→ **Отрывок со страницы**
Далее — радикальное смещение центра тяжести на решение настоящего Основного вопроса — «стоит ли жизнь того, чтобы быть прожитой?» Это — основное, поляризация между духом и материей опирается именно на осознание, а вернее, на бессознание этого вопроса.

Вопрос этот решается, и решается на протяжении всей жизни вновь и вновь, граничные условия, определяющие ценностные, нормативные и проч. градиенты — коррегируются постоянно.

Вопрос этот неразрешим принципиально — его однозначное решение в любом случае не дает удовлетворительного ответа. (Само)Убийство превращается в «малодушие», причем для остающегося в живых, — редко кто сможет плакать горькими слезами над самоубийцей, оплакивая не его даже, а самого себя — ибо унижен и раздавлен, словно жучек на ветровом стекле и беспомощен, проживая жизнь недостойно, некрасиво, погано — неосознанно проживая. Слезы, которые должны течь из глаз, говорят — ты видишь мертвеца, а ведь по-настоящему мертв кто? Кто? — непонимающе спросил он Порфирия Петровича. Так ведь вы ведь, вы, Родион, и есть настоящий мертвец! Вы ведь убивец, вы и мертвы. Только тот вон, он-то, получается, мертвец естественный, а ты — неестественно мертв: жив, а умер уже.

Противоположный выбор за сотни верст отдает лукавством и осаждает ухмылкой недоверия. Этакий чувственно-удовольственный подход эвдемонически, внезапно демонически, низводит человека в противоестественное вегетативное состояние, не животного даже, какой там! — жизнь животного есть беспрестанная борьба за эту жизнь и смерть за нее же, которой для них, животных, попросту нет — не осознается как нечто свое (страшное отличие «венца творенья» от животного — нести в себе и ощущать свою кончину еще при жизни, предчувствовать ее, бояться, ждать...). Принятие жизни как тоска радостей воздушных и земляных пустит человека, опуская его и опустошая, ибо досконально известно, что — чем кончается всякое удовольствие? правильно — ощущением пустоты. («Мы хорошо знаем, что всякий миг счастья с избытком искупается страданиями или тоской пресыщения». С. Л. Франк, «Крушение кумиров»).

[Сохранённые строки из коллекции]
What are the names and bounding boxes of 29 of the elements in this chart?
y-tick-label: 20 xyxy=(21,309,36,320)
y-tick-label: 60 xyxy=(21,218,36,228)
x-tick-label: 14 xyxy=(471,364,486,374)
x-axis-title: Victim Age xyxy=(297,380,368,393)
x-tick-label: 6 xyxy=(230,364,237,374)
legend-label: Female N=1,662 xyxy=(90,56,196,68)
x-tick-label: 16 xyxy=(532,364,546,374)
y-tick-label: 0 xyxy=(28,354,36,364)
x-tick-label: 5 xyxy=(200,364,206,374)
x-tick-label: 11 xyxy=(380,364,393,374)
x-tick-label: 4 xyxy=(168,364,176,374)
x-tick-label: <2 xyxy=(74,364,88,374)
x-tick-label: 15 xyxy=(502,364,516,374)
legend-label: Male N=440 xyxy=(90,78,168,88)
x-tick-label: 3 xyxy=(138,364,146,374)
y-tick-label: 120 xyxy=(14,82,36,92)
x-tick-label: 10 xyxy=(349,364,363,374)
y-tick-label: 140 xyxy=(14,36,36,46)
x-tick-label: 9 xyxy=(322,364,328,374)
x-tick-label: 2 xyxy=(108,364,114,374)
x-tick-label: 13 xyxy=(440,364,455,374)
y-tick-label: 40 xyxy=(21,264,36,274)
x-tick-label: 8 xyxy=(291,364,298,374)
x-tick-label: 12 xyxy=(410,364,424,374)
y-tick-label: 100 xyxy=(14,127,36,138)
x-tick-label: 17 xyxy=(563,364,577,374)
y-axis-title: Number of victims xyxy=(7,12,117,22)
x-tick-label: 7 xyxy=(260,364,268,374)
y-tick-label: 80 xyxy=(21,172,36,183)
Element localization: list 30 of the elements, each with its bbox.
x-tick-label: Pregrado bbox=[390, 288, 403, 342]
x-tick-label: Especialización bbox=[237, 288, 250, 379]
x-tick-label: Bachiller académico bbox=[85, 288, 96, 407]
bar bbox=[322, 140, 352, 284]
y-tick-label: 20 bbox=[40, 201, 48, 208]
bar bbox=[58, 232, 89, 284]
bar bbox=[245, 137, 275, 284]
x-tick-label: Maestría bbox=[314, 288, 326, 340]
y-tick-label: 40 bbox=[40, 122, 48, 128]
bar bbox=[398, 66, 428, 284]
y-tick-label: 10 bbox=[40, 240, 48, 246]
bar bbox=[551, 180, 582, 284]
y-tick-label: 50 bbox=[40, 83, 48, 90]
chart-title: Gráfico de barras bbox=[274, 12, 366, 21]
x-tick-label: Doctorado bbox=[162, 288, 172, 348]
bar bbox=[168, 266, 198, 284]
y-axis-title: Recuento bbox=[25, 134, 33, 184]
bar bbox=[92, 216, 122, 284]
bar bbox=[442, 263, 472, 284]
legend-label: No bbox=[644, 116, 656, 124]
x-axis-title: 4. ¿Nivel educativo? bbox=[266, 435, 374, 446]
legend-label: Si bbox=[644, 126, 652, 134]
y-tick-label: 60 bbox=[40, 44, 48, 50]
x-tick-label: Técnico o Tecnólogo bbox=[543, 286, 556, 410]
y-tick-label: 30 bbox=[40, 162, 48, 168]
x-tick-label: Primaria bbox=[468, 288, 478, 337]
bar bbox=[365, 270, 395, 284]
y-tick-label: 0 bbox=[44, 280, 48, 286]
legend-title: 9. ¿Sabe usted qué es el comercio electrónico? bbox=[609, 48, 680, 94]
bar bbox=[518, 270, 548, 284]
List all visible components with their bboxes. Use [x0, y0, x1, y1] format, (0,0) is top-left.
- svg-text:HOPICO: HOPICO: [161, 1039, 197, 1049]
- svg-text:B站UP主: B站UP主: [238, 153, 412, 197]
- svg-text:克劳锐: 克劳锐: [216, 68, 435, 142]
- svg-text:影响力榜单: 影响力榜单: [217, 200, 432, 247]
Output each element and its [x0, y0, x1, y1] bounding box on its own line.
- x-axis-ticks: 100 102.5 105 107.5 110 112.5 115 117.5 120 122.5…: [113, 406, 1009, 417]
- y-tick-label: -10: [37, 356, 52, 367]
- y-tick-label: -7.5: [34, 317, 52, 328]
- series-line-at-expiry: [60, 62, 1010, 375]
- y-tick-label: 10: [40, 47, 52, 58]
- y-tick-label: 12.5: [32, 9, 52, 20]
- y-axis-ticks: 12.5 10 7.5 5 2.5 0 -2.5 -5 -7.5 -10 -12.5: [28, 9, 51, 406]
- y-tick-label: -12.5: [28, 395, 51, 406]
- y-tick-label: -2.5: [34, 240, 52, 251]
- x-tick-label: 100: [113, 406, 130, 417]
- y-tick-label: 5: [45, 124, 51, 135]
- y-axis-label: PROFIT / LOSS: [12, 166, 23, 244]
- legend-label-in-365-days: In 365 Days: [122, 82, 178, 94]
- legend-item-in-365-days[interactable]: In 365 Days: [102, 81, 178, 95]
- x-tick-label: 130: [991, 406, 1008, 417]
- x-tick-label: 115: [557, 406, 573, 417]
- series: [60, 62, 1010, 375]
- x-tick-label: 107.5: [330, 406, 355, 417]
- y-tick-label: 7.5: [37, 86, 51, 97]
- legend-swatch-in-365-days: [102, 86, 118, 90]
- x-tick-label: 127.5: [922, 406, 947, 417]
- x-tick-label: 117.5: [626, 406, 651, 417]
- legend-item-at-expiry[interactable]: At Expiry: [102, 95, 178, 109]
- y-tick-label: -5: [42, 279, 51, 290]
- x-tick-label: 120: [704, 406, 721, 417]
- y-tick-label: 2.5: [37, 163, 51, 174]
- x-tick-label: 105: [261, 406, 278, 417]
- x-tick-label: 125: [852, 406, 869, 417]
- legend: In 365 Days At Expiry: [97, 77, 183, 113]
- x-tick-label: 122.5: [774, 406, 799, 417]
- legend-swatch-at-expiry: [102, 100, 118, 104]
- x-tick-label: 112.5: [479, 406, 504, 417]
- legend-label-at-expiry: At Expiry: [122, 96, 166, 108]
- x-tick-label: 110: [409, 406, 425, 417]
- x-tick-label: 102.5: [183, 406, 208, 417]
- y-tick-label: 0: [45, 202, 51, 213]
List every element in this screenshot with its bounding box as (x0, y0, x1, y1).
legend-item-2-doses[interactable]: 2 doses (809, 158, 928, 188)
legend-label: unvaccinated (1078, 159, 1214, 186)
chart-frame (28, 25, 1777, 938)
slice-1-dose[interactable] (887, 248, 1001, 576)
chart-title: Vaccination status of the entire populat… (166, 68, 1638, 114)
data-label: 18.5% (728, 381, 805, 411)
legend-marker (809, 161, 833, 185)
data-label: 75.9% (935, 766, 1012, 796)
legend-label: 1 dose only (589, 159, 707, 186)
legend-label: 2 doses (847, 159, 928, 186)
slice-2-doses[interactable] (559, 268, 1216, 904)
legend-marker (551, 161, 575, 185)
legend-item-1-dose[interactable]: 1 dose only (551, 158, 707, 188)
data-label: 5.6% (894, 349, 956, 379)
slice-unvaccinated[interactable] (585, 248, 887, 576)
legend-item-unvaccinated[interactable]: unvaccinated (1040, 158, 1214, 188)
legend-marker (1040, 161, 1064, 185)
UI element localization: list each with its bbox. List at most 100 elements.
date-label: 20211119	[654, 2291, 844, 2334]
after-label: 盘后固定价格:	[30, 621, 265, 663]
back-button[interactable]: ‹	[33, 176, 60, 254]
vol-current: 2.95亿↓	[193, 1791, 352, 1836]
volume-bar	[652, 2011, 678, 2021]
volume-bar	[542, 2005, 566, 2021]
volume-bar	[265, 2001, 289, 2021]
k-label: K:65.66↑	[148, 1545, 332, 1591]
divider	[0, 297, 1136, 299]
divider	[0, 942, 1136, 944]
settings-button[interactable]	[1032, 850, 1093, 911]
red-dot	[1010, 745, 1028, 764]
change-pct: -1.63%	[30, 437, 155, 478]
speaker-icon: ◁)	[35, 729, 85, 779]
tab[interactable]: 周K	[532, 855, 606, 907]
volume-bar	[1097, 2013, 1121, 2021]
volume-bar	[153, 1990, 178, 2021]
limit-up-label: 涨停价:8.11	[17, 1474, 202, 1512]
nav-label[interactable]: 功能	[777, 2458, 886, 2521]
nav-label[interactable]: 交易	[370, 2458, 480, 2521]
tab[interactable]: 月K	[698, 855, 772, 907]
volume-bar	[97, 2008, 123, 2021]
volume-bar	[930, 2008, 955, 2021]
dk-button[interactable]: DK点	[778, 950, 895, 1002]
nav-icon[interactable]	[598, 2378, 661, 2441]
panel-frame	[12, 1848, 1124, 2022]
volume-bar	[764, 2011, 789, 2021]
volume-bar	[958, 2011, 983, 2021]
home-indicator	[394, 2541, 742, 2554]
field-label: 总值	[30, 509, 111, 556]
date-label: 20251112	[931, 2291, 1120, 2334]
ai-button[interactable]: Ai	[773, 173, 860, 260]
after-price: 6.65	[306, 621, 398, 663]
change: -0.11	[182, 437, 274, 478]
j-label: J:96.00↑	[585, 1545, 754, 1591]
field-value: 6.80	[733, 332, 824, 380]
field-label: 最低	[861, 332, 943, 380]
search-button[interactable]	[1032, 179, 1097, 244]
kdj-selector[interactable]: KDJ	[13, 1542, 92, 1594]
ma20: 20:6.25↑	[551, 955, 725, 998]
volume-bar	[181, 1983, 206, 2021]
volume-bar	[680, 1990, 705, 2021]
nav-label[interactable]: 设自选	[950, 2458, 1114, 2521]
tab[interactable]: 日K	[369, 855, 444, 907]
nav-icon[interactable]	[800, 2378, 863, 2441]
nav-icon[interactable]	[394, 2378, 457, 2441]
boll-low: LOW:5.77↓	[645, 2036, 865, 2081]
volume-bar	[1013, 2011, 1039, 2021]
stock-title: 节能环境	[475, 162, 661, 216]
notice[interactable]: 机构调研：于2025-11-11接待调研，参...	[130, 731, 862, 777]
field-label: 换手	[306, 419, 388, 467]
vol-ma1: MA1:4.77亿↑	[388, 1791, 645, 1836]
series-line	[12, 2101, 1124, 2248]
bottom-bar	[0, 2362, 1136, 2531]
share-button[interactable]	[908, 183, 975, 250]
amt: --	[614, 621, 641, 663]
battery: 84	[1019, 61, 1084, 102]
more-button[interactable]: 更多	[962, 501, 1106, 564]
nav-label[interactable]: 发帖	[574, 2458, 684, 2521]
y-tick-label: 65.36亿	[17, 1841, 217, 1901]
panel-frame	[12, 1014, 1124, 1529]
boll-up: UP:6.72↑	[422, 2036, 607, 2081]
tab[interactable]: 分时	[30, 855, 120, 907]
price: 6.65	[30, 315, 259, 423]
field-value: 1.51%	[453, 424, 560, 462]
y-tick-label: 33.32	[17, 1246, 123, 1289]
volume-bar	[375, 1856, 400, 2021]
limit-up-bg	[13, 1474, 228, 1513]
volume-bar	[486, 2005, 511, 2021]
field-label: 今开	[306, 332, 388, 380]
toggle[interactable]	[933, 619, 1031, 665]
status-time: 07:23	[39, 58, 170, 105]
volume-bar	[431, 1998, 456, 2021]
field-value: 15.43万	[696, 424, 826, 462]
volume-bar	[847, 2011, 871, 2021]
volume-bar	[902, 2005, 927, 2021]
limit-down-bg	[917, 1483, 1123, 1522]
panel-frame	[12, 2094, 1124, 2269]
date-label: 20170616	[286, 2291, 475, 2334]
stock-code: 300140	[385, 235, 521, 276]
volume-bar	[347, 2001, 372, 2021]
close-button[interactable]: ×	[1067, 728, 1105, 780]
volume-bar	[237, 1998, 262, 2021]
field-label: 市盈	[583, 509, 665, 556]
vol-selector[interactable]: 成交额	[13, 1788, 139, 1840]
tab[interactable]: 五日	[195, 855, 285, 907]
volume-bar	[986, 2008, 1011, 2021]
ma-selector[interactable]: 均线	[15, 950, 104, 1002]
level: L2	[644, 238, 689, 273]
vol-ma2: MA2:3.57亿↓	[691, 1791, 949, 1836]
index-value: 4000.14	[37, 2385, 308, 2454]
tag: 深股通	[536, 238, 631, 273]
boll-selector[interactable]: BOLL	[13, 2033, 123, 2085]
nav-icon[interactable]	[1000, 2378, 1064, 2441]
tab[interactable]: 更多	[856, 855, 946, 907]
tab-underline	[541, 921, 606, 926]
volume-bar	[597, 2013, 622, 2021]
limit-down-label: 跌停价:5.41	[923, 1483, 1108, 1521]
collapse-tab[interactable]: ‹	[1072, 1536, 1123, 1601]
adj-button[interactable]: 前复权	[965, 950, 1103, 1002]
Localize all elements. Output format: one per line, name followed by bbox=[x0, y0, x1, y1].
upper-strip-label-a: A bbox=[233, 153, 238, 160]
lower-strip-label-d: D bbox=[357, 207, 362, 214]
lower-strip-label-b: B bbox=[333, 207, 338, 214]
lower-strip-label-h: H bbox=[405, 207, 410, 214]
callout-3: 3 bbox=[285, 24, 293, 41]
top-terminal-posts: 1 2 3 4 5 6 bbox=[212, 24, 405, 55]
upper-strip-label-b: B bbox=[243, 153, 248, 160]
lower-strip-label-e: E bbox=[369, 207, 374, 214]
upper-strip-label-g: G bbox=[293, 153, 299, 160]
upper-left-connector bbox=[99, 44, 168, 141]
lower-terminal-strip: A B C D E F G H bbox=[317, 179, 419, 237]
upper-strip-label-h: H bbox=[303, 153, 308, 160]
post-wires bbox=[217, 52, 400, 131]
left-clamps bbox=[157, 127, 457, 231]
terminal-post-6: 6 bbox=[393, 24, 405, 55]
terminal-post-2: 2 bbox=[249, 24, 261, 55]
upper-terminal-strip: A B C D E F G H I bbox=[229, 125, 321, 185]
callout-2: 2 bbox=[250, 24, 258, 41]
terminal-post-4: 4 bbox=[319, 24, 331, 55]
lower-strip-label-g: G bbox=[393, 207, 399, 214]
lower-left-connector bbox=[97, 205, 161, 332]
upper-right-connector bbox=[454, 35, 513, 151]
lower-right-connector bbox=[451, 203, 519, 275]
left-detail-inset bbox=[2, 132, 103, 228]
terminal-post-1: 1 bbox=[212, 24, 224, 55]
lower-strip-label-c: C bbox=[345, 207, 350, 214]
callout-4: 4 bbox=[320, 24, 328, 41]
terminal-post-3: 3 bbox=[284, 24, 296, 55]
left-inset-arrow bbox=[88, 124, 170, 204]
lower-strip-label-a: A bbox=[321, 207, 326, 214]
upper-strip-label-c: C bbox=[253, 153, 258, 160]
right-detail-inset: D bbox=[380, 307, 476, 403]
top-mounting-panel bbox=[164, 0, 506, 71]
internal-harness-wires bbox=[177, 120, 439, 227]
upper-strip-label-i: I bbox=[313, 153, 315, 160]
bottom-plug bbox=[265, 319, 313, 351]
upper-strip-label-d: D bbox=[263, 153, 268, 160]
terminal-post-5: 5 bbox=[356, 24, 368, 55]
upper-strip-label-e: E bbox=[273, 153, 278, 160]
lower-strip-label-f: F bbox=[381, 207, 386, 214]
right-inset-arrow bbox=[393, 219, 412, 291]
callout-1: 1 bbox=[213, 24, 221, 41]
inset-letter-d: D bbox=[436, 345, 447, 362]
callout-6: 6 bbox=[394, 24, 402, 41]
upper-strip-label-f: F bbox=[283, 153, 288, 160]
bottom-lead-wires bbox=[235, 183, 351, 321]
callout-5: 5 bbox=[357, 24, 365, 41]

→ **Задания**
1. Назовите всех людей, которые упомянуты в отрывке по имени.
2. Переведите на английский язык предложение из отрывка: «Вопрос этот неразрешим принципиально — его однозначное решение в любом случае не дает удовлетворительного ответа».
3. Процитируйте отрывок, начиная со слов «Далее — радикальное» и заканчивая словами «бессознание этого вопроса.».
Строки взяты из другого источника.

→ **Ответы к заданиям**
1. Порфирий Петрович, Родион, С. Л. Франк

2. This question is unsolvable in principle: any unambiguous solution to it fails, in any case, to give a satisfactory answer.

3.
Далее — радикальное смещение центра тяжести на решение настоящего Основного вопроса — «стоит ли жизнь того, чтобы быть прожитой?» Это — основное, поляризация между духом и материей опирается именно на осознание, а вернее, на бессознание этого вопроса.